(Task details): Copy out each line that has "توسعه" in it.

Data items:
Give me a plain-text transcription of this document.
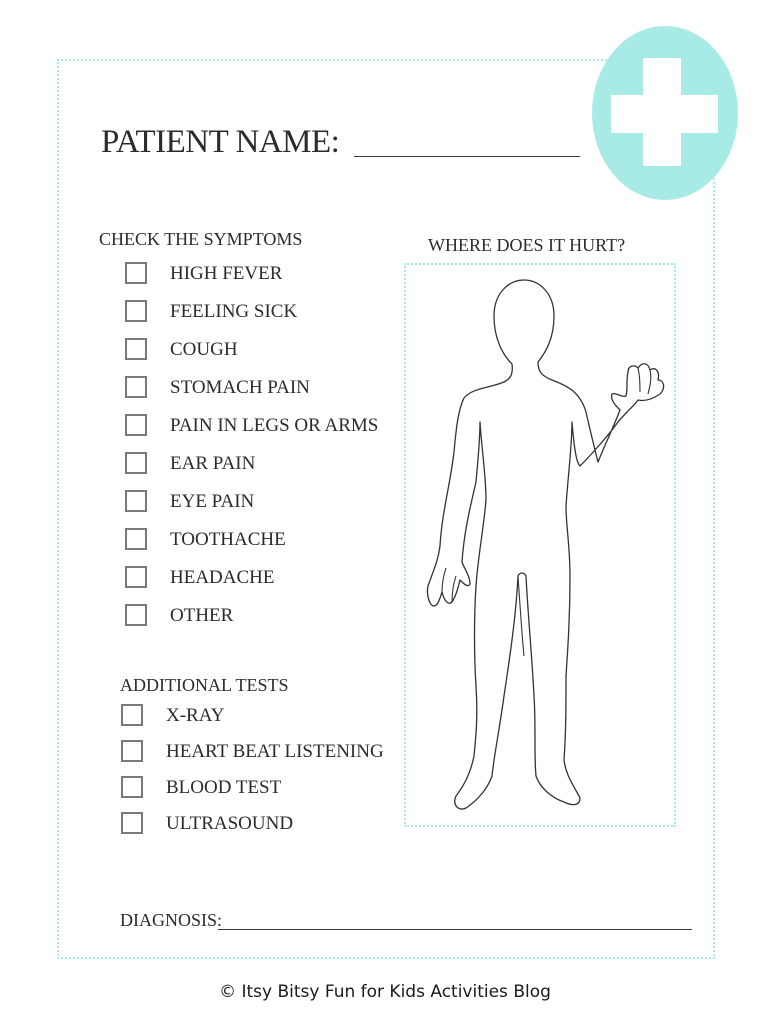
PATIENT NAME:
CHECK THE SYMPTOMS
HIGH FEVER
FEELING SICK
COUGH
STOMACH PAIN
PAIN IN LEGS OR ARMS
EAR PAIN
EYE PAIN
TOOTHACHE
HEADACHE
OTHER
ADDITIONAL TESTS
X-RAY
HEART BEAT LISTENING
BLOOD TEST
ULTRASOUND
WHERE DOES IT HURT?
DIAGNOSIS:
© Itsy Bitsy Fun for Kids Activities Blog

---

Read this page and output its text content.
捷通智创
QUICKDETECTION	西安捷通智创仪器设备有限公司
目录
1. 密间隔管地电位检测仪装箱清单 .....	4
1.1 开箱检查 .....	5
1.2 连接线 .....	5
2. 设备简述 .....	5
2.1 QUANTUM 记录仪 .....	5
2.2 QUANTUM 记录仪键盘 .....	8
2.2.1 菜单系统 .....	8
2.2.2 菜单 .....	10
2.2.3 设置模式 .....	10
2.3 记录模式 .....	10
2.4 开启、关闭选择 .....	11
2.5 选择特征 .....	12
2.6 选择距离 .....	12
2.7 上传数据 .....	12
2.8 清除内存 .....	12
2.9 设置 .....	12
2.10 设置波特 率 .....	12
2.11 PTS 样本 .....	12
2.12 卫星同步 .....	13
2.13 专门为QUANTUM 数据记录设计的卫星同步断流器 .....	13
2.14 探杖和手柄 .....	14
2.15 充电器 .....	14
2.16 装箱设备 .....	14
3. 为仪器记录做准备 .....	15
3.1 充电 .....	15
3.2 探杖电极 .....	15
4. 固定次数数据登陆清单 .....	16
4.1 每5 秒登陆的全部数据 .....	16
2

* * *

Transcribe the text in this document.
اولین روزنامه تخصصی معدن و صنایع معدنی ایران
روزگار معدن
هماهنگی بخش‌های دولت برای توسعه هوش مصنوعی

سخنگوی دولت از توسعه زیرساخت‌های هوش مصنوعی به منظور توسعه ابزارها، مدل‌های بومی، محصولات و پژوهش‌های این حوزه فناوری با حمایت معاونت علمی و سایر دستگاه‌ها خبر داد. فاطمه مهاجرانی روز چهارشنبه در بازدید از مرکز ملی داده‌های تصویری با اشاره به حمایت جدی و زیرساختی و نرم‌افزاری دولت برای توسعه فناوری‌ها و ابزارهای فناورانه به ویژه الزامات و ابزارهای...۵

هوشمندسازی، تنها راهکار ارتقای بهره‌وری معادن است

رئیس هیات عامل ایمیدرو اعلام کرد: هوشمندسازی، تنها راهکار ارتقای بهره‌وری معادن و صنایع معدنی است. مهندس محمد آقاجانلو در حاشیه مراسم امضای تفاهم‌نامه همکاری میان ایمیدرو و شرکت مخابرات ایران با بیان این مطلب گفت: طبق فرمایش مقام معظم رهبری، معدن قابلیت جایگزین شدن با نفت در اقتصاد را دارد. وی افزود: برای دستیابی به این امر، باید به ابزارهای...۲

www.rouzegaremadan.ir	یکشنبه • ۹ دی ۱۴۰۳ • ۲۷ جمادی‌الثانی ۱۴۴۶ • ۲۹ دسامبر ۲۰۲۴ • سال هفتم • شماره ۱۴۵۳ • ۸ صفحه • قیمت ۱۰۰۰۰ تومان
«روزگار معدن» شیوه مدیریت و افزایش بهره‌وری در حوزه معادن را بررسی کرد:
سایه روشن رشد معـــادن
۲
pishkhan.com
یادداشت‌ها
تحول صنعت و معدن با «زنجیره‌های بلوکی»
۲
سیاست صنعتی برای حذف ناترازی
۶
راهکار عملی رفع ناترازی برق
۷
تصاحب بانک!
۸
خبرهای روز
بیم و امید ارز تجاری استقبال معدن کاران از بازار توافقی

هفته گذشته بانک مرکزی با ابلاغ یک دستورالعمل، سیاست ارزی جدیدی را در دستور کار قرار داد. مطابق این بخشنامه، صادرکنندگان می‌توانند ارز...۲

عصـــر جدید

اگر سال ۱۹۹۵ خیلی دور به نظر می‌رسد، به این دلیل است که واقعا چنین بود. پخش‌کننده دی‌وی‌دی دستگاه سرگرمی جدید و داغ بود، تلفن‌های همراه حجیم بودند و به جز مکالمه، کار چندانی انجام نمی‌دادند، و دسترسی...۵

(Answer):
هماهنگی بخش‌های دولت برای توسعه هوش مصنوعی
سخنگوی دولت از توسعه زیرساخت‌های هوش مصنوعی به منظور توسعه ابزارها، مدل‌های بومی، محصولات و پژوهش‌های این حوزه فناوری با حمایت معاونت علمی و سایر دستگاه‌ها خبر داد. فاطمه مهاجرانی روز چهارشنبه در بازدید از مرکز ملی داده‌های تصویری با اشاره به حمایت جدی و زیرساختی و نرم‌افزاری دولت برای توسعه فناوری‌ها و ابزارهای فناورانه به ویژه الزامات و ابزارهای...۵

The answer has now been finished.